— EXCERPTED DATA —
======

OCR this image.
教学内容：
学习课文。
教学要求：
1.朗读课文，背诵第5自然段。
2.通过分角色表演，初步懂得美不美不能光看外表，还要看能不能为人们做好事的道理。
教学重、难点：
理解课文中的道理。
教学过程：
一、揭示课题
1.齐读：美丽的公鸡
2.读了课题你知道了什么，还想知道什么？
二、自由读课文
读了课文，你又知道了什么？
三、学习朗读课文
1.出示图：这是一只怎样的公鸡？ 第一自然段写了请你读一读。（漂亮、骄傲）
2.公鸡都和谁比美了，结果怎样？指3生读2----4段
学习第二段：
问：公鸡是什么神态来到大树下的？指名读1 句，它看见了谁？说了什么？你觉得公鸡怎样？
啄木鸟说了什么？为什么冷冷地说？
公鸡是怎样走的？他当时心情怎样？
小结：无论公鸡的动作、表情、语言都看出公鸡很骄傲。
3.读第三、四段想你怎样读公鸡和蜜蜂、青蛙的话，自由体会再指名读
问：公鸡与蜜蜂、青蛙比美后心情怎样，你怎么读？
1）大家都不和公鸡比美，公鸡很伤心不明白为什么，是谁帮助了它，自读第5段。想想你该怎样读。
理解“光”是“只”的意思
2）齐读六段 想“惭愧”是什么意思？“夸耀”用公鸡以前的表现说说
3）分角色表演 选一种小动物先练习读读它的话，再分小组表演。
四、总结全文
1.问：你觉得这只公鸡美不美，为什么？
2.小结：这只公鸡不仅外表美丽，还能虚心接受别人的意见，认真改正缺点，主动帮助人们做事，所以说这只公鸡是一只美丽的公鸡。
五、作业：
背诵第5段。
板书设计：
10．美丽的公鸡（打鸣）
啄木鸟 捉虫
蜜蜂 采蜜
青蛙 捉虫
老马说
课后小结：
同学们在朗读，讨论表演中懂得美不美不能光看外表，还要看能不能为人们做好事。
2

======

— DIRECTIONS FOR THIS TASK —
Copy out each record, keeping every word as it is.

— RESULT FOR THIS TASK —
OCR this image.
教学内容：
学习课文。
教学要求：
1.朗读课文，背诵第5自然段。
2.通过分角色表演，初步懂得美不美不能光看外表，还要看能不能为人们做好事的道理。
教学重、难点：
理解课文中的道理。
教学过程：
一、揭示课题
1.齐读：美丽的公鸡
2.读了课题你知道了什么，还想知道什么？
二、自由读课文
读了课文，你又知道了什么？
三、学习朗读课文
1.出示图：这是一只怎样的公鸡？ 第一自然段写了请你读一读。（漂亮、骄傲）
2.公鸡都和谁比美了，结果怎样？指3生读2----4段
学习第二段：
问：公鸡是什么神态来到大树下的？指名读1 句，它看见了谁？说了什么？你觉得公鸡怎样？
啄木鸟说了什么？为什么冷冷地说？
公鸡是怎样走的？他当时心情怎样？
小结：无论公鸡的动作、表情、语言都看出公鸡很骄傲。
3.读第三、四段想你怎样读公鸡和蜜蜂、青蛙的话，自由体会再指名读
问：公鸡与蜜蜂、青蛙比美后心情怎样，你怎么读？
1）大家都不和公鸡比美，公鸡很伤心不明白为什么，是谁帮助了它，自读第5段。想想你该怎样读。
理解“光”是“只”的意思
2）齐读六段 想“惭愧”是什么意思？“夸耀”用公鸡以前的表现说说
3）分角色表演 选一种小动物先练习读读它的话，再分小组表演。
四、总结全文
1.问：你觉得这只公鸡美不美，为什么？
2.小结：这只公鸡不仅外表美丽，还能虚心接受别人的意见，认真改正缺点，主动帮助人们做事，所以说这只公鸡是一只美丽的公鸡。
五、作业：
背诵第5段。
板书设计：
10．美丽的公鸡（打鸣）
啄木鸟 捉虫
蜜蜂 采蜜
青蛙 捉虫
老马说
课后小结：
同学们在朗读，讨论表演中懂得美不美不能光看外表，还要看能不能为人们做好事。
2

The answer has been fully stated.